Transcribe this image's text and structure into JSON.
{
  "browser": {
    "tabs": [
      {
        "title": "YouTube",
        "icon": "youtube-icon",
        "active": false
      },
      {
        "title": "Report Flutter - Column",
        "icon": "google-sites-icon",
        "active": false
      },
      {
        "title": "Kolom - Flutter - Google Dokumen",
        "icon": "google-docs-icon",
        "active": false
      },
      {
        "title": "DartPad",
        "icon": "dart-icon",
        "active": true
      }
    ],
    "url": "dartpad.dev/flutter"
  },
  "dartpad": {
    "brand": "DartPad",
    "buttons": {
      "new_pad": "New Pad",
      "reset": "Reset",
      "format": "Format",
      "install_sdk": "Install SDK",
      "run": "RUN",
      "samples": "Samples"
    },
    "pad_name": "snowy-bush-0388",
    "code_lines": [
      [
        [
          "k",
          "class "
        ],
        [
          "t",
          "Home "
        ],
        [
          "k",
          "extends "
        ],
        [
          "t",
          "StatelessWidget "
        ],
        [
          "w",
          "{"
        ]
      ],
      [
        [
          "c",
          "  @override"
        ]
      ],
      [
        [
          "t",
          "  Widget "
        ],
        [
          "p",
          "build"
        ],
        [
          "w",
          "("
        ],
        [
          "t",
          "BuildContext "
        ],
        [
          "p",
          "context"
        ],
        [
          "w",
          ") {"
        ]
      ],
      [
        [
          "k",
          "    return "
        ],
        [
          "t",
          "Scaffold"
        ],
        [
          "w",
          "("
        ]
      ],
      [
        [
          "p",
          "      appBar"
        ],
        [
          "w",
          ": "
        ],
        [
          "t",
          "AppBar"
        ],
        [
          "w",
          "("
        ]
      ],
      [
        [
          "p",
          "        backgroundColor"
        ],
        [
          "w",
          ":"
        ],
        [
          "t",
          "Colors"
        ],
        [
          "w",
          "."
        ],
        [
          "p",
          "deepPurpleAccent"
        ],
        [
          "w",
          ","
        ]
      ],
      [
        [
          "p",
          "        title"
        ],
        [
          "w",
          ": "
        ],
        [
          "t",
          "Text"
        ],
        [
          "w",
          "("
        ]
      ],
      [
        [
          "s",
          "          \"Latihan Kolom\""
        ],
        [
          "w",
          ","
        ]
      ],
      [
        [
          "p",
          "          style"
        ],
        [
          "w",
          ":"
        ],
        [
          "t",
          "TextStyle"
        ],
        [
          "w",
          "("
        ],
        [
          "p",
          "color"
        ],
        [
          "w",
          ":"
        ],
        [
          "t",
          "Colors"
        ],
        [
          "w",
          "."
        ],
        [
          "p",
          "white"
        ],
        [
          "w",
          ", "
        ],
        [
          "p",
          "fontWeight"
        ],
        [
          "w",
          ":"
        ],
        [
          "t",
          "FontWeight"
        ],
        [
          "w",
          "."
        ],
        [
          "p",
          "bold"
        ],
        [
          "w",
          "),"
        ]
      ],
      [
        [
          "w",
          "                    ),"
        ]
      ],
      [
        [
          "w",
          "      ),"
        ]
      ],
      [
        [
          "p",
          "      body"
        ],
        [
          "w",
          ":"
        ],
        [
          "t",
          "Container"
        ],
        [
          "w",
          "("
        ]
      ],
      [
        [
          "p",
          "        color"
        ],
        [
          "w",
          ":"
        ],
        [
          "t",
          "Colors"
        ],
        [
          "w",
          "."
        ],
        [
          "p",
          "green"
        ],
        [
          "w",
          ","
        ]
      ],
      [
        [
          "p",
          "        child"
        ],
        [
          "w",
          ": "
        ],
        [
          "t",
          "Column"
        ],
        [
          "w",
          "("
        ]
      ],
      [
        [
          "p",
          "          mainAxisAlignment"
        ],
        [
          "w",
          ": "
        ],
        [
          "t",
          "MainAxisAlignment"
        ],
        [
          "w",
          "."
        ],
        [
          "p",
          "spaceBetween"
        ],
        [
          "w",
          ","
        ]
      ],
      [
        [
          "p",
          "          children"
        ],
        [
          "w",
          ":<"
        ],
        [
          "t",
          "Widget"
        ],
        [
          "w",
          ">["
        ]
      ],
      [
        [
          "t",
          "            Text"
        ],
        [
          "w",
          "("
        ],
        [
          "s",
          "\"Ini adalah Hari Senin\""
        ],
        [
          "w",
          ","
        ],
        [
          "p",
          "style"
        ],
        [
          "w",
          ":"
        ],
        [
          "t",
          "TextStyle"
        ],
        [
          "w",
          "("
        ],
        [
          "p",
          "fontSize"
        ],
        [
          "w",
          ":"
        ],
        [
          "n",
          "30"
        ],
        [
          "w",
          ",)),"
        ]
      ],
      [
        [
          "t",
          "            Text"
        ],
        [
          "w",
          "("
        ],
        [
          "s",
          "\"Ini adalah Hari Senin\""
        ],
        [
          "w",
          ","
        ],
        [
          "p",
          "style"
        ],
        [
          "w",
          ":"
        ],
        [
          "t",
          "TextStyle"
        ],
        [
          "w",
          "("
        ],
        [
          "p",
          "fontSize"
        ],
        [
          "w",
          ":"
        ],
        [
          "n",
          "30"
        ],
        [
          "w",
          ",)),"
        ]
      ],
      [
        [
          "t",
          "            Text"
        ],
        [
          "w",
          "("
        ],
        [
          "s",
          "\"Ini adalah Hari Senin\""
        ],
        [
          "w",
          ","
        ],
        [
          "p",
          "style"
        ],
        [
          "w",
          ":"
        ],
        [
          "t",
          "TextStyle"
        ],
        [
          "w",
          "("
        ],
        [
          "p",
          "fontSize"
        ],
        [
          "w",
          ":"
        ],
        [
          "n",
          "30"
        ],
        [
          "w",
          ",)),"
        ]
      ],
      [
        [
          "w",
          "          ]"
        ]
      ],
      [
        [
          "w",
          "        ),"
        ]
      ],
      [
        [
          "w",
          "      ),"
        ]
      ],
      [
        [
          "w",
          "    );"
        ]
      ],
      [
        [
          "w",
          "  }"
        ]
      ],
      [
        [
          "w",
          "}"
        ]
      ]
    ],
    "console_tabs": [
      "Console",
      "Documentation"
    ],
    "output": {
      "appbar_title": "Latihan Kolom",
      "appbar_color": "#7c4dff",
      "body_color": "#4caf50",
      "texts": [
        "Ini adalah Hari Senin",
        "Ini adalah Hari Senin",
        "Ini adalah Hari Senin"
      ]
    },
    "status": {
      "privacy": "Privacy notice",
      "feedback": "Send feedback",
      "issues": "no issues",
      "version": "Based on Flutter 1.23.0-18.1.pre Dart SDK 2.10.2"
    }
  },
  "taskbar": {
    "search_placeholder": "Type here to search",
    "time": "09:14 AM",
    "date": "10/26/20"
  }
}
::::::
Gather up the lines that contain the word "Kolom".

## [Result of the task]
        "title": "Kolom - Flutter - Google Dokumen",
          "          \"Latihan Kolom\""
      "appbar_title": "Latihan Kolom",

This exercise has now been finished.